■ **Directive**:
Go through each line of the records below and count those with the word "theme"; give only the total.

■ **Stored rows**:
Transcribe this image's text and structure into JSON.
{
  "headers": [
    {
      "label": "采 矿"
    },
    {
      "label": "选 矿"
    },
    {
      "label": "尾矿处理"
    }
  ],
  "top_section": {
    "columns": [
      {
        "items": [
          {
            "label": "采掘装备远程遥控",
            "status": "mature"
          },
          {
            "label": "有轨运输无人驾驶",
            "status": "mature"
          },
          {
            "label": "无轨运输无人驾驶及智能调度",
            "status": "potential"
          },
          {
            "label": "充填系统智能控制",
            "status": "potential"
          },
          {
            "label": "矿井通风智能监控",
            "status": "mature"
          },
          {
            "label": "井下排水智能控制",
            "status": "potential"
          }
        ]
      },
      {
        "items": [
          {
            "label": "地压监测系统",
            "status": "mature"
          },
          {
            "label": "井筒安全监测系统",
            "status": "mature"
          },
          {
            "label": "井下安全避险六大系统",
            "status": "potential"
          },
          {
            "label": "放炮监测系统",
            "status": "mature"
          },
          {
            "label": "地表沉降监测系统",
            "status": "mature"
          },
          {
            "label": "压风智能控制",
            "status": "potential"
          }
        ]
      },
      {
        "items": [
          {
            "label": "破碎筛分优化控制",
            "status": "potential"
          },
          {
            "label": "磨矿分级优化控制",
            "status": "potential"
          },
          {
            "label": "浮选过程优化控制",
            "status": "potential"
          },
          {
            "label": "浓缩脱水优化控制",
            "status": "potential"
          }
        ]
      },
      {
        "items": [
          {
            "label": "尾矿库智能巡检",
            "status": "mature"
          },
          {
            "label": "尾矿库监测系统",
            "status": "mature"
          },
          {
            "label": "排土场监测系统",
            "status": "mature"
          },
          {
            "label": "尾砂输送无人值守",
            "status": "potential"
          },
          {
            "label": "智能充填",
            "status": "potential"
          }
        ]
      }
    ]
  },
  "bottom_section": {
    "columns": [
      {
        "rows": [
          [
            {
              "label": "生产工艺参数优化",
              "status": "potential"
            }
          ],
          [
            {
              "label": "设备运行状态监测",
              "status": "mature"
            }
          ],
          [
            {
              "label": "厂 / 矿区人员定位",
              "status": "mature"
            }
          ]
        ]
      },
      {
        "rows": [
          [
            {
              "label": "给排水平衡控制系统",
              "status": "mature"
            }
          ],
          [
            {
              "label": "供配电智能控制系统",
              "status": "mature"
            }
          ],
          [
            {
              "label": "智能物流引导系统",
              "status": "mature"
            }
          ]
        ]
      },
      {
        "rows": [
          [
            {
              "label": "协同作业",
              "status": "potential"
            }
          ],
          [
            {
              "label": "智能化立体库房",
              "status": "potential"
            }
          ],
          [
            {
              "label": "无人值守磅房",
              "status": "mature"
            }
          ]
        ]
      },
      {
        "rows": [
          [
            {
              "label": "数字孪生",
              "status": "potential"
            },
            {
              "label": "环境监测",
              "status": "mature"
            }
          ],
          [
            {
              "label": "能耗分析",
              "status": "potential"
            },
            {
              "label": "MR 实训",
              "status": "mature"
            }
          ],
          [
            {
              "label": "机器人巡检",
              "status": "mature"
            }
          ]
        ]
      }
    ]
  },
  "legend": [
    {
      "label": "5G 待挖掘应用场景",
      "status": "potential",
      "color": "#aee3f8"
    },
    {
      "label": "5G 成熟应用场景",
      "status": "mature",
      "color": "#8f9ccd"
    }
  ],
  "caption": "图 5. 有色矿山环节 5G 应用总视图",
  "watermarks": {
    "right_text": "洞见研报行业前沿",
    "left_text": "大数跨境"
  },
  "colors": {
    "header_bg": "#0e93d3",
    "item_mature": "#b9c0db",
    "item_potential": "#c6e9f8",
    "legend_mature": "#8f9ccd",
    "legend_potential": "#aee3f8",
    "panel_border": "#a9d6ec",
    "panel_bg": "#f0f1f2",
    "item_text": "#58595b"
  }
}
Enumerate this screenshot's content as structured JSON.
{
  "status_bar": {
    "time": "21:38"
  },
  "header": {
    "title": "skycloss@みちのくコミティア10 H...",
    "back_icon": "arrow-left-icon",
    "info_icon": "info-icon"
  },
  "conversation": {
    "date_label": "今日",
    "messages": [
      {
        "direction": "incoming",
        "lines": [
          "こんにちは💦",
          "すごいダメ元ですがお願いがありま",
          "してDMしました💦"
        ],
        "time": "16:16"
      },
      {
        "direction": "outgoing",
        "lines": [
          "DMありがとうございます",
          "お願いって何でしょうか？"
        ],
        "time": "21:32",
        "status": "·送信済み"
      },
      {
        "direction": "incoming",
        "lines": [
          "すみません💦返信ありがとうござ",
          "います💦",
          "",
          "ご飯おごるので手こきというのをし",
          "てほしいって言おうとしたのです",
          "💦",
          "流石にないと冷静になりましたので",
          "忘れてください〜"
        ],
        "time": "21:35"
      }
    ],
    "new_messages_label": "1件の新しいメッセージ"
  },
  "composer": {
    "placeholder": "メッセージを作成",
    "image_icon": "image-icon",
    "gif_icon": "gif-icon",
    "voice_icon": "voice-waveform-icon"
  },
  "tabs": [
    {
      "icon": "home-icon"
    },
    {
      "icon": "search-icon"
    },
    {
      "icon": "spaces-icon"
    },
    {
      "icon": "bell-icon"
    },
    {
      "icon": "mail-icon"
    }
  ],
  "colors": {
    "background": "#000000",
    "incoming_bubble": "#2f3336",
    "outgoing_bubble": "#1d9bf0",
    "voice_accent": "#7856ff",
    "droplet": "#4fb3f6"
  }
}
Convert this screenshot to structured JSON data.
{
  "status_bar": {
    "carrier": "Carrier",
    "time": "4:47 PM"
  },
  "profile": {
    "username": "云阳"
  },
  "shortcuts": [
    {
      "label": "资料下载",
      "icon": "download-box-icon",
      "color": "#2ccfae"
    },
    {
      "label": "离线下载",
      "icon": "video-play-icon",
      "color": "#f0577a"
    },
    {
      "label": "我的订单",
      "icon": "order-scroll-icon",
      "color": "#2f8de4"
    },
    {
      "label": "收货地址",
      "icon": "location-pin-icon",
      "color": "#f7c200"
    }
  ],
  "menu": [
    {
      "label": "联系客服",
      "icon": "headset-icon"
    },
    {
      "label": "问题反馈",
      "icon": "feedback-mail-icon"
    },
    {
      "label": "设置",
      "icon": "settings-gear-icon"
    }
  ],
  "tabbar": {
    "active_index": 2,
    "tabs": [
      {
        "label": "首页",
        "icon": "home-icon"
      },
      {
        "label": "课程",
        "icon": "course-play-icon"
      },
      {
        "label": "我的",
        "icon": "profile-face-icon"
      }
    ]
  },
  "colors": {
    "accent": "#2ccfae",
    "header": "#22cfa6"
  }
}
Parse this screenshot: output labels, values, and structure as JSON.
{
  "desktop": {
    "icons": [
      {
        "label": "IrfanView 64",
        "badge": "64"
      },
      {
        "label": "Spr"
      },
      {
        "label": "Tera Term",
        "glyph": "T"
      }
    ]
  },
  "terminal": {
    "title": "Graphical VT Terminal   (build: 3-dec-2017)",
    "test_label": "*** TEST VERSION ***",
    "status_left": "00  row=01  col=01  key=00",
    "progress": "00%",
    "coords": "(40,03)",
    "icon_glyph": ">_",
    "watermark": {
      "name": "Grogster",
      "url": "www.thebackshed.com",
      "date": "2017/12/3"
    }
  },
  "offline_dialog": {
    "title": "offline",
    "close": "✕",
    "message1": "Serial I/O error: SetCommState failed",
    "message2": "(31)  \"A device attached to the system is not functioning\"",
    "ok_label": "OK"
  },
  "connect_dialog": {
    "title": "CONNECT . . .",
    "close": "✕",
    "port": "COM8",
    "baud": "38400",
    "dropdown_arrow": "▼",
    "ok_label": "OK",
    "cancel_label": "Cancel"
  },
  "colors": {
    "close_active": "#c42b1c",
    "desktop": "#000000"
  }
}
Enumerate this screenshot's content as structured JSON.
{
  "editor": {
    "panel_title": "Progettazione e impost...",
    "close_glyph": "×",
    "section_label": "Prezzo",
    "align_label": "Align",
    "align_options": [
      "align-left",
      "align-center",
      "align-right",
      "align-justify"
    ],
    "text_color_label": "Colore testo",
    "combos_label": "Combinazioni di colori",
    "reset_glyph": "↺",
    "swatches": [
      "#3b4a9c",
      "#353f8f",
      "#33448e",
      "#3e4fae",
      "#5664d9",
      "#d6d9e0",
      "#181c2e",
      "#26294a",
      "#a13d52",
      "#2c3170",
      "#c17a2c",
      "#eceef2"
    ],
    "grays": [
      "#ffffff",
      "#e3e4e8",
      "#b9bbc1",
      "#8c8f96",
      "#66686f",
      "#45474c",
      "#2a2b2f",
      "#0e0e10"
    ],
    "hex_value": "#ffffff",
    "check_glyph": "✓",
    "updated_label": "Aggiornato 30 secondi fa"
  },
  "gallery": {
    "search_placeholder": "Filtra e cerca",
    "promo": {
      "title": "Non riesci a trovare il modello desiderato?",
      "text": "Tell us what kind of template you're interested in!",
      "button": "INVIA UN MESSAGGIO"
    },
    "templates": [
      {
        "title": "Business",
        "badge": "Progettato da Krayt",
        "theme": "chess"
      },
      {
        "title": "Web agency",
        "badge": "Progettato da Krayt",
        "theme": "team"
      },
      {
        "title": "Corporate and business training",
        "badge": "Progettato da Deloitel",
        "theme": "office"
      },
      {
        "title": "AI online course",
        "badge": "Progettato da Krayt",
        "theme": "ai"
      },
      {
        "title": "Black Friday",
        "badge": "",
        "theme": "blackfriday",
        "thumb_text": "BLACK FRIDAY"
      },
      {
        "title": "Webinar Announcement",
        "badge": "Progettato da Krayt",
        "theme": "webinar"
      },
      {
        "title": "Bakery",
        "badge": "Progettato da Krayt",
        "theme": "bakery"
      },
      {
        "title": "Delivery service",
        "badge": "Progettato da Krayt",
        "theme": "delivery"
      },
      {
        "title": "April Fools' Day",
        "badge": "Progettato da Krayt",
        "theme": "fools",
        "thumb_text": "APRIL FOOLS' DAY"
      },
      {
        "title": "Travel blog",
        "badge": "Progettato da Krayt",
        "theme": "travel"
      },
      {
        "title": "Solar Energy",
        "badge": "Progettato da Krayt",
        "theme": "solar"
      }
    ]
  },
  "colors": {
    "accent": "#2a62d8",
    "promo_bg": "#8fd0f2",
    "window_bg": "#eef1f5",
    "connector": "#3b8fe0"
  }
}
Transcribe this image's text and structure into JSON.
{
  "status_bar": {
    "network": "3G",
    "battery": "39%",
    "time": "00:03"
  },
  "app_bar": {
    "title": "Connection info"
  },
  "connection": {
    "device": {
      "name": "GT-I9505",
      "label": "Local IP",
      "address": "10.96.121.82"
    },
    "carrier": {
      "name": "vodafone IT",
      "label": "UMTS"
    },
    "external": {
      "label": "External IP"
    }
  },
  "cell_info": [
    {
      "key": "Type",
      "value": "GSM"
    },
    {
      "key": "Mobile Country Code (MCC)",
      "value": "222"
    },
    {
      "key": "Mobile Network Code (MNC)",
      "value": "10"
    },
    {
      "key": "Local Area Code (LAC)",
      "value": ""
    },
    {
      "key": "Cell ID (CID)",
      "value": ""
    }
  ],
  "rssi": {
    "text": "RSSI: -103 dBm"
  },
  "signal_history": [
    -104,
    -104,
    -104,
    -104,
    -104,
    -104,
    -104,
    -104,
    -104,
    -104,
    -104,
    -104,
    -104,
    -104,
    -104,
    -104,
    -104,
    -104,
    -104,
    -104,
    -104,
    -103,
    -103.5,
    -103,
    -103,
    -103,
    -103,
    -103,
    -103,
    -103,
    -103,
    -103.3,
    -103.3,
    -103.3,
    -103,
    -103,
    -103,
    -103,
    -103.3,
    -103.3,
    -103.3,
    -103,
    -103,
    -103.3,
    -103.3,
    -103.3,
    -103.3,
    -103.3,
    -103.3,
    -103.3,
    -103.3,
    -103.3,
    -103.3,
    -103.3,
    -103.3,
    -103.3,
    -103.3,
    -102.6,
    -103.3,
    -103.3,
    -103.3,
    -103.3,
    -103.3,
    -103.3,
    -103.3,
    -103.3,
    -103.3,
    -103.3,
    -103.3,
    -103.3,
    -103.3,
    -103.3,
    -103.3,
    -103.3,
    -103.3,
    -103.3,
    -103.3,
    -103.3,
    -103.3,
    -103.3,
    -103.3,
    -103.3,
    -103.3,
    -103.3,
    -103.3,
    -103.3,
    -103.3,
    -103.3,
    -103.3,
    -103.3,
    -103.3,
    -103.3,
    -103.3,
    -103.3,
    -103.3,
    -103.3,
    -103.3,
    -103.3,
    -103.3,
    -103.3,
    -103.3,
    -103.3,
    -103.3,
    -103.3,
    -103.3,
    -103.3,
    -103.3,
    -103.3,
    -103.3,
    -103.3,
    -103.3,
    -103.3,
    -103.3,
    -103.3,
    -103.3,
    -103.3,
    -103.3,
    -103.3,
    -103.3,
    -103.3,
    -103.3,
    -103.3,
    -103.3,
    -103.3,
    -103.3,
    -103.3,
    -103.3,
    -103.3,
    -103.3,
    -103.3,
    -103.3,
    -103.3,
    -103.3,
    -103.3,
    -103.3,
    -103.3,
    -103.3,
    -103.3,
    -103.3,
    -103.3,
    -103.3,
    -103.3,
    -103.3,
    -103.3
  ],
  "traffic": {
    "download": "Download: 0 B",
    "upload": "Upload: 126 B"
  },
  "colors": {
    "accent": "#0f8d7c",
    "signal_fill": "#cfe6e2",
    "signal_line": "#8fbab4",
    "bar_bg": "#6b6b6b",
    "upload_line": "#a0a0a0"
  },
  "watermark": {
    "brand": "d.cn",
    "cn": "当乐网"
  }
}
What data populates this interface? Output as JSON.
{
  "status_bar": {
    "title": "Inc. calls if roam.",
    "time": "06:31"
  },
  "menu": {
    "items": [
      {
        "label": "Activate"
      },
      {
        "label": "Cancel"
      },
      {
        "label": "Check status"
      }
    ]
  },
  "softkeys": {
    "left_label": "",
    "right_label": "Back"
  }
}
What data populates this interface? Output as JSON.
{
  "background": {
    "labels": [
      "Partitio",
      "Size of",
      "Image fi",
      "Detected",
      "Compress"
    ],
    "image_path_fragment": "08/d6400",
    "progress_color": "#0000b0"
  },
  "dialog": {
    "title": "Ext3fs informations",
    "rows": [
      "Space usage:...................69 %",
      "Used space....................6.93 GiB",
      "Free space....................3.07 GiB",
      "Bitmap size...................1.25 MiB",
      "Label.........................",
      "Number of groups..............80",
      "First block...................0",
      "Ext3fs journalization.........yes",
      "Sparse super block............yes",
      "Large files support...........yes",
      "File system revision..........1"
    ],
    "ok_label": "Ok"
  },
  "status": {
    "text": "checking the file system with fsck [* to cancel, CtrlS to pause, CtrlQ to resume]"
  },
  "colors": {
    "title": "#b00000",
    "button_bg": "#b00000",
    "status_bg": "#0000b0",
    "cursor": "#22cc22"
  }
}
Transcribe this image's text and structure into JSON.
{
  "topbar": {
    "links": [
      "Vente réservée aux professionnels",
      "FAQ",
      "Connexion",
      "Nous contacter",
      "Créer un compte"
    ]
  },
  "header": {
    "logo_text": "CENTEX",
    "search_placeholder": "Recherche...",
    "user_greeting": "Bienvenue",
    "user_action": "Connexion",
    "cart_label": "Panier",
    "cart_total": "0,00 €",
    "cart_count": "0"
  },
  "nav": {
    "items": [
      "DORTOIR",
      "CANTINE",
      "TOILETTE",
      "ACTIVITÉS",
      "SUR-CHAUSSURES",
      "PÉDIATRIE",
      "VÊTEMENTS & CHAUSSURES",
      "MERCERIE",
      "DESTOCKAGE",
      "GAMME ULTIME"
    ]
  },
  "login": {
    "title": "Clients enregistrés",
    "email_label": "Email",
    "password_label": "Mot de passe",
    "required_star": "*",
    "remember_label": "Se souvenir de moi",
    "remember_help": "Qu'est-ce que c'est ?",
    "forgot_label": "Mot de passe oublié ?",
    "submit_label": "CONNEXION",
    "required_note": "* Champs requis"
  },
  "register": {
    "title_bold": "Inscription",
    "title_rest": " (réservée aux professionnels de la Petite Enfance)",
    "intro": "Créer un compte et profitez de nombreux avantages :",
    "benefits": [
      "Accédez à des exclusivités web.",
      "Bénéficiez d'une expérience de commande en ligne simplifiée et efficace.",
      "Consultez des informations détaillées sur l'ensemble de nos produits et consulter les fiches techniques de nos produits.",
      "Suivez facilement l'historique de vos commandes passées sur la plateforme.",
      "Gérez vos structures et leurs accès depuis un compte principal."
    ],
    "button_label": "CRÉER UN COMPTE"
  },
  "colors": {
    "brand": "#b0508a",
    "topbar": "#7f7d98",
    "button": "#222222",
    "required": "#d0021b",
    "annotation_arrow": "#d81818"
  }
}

■ **Expected answer**:
11